Instructions for the task:
In the data, extract each line that holds the string "this".

[Records that describe figures]
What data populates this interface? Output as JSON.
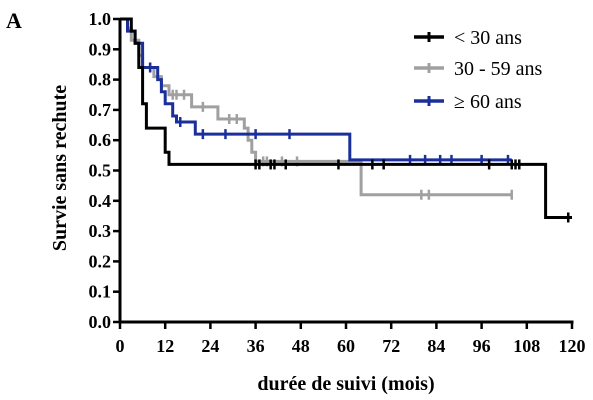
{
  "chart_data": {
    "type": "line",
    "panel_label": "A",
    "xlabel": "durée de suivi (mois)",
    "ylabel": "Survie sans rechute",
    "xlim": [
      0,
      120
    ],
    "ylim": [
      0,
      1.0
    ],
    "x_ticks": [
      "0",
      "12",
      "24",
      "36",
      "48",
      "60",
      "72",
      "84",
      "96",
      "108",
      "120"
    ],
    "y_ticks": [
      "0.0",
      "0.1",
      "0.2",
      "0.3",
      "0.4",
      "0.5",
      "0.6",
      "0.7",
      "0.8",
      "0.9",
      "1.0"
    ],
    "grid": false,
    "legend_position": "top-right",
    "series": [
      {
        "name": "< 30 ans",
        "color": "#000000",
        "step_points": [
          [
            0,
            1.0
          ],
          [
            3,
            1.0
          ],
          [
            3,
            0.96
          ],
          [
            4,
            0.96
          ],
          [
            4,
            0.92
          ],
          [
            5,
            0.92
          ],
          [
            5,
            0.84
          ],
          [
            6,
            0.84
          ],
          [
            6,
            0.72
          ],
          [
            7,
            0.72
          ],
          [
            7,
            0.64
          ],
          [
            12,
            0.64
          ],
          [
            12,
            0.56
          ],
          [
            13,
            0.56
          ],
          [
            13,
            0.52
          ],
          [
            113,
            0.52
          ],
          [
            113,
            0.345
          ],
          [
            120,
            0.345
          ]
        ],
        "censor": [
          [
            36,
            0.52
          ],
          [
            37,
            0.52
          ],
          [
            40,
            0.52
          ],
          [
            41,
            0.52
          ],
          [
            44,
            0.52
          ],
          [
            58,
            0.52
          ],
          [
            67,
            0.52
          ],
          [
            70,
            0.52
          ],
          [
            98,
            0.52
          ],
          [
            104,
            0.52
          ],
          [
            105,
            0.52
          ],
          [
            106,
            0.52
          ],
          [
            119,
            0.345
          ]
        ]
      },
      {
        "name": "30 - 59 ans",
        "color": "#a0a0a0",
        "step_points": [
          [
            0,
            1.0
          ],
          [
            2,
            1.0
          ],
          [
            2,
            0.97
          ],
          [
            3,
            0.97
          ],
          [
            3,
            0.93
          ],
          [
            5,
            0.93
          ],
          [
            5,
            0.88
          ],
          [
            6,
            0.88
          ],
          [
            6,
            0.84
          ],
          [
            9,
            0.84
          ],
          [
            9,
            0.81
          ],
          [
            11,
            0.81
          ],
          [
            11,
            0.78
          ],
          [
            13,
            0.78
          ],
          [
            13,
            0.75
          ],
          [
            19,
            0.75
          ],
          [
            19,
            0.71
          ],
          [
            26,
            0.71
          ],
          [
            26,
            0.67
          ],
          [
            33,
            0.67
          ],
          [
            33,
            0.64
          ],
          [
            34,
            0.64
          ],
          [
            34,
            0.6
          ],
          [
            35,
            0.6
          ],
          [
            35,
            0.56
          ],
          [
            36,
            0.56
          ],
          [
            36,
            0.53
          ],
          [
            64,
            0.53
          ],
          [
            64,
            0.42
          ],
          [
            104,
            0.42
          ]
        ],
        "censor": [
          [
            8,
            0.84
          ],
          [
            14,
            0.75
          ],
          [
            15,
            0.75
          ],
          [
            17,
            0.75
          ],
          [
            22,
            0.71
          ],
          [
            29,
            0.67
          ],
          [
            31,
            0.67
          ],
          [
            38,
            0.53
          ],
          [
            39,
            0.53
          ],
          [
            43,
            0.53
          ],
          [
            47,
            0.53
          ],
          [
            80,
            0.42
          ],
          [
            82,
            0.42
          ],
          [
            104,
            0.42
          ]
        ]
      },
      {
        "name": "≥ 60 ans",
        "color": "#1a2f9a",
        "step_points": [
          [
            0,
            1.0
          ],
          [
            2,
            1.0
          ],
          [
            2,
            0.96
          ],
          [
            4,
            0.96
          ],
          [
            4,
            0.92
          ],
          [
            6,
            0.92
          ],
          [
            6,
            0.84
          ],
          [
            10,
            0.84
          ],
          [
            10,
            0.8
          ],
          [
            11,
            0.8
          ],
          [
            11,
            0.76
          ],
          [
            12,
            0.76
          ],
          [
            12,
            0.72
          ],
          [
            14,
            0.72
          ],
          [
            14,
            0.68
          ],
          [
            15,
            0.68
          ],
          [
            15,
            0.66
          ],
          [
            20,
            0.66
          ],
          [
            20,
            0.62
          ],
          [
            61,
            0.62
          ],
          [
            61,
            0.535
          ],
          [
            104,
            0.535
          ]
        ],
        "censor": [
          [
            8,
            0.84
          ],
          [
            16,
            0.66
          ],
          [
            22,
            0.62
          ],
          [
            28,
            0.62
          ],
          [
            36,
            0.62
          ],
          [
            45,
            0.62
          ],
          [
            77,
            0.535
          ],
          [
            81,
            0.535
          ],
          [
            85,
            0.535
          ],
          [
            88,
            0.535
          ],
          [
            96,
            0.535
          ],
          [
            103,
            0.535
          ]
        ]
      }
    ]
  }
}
...
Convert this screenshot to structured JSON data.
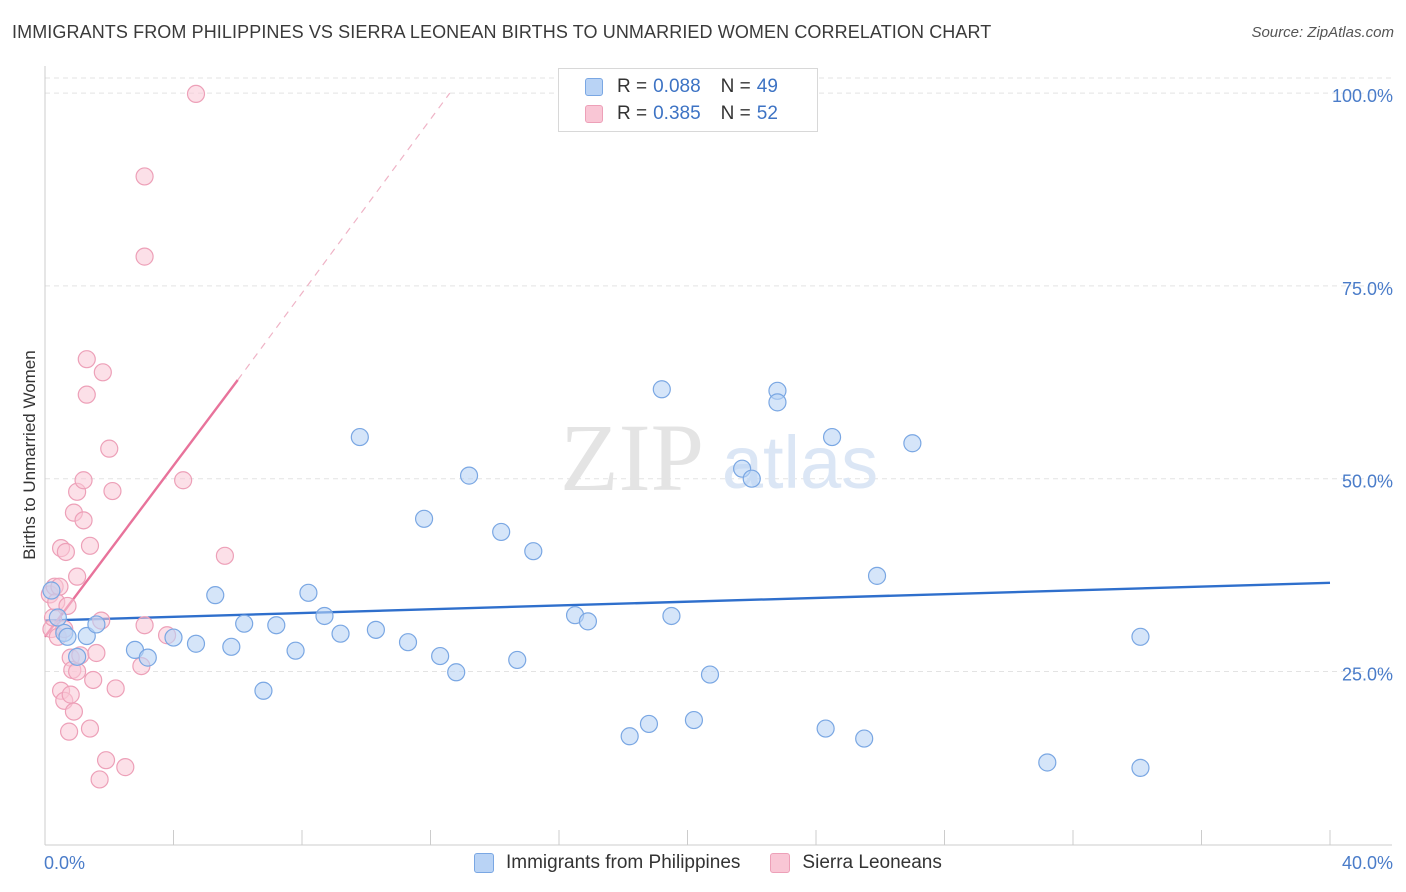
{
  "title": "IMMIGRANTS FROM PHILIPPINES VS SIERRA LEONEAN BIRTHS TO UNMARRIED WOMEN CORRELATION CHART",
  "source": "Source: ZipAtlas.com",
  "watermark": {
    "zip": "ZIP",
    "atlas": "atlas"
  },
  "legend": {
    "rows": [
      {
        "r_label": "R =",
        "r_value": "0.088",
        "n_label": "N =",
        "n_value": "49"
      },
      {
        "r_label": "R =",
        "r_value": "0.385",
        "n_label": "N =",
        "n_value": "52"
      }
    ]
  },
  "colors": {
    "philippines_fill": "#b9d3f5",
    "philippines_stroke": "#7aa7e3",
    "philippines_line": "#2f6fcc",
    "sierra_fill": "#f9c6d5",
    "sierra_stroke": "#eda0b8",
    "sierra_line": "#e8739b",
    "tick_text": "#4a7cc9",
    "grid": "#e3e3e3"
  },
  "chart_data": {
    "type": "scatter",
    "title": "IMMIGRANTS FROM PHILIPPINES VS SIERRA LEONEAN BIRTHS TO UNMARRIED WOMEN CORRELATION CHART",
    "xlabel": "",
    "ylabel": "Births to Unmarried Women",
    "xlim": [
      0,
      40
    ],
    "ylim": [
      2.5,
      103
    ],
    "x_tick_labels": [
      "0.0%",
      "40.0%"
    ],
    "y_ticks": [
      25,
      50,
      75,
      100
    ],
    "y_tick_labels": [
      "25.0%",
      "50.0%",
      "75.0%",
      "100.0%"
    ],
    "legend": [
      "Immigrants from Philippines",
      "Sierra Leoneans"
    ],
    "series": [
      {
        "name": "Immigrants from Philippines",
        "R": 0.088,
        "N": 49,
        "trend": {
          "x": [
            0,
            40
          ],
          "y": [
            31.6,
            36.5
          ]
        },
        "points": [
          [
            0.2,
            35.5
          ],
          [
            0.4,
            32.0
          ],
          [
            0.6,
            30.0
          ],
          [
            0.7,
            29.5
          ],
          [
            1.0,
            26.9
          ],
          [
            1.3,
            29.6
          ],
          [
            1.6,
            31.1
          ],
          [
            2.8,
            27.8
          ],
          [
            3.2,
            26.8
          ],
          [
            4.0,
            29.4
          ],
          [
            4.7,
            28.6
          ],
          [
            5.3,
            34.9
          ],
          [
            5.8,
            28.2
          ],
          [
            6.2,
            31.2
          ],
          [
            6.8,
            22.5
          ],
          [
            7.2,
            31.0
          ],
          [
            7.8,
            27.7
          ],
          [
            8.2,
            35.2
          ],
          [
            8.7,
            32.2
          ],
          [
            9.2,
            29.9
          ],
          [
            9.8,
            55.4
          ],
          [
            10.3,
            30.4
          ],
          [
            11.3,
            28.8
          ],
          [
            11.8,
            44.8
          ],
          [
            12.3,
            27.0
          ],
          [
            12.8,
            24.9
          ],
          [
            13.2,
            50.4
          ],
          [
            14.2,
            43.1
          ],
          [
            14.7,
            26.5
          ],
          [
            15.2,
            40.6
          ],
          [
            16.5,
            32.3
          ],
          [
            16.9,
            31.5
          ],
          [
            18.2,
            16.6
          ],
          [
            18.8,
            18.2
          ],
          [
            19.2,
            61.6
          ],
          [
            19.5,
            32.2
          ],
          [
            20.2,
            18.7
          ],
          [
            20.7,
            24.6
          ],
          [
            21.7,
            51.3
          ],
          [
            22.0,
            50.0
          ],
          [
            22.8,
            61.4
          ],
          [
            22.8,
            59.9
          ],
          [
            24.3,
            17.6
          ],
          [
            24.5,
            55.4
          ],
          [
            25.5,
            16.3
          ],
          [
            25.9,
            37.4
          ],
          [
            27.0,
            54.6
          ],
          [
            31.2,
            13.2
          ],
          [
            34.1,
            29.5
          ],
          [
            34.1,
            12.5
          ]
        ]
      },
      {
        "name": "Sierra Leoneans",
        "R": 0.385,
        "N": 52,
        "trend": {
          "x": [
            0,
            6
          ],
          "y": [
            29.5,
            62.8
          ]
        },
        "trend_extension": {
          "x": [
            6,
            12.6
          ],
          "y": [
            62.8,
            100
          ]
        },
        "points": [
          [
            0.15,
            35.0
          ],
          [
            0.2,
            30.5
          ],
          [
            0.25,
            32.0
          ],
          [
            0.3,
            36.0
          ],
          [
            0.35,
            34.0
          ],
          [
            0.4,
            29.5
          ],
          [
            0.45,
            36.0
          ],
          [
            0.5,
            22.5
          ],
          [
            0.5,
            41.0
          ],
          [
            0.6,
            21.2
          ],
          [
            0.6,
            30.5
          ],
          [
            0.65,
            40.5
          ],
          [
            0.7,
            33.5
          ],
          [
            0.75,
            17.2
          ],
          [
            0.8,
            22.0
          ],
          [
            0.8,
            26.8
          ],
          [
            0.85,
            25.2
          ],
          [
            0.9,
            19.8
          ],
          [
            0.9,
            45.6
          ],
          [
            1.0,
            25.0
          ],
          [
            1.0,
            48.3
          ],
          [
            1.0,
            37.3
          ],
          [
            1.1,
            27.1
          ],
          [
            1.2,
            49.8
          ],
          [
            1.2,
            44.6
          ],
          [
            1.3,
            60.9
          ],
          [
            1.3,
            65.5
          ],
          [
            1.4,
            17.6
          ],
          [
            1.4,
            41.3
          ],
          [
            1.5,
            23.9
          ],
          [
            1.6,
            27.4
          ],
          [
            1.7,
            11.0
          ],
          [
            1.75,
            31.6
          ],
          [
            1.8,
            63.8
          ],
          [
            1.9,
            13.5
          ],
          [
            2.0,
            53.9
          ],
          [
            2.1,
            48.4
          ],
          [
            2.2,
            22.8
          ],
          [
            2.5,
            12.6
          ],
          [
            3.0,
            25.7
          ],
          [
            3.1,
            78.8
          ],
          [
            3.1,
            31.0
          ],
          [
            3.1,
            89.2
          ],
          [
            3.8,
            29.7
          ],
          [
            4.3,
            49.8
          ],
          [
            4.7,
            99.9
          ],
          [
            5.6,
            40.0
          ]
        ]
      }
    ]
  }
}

Solved problem:
What data populates this interface? Output as JSON.
Convert this screenshot to structured JSON data.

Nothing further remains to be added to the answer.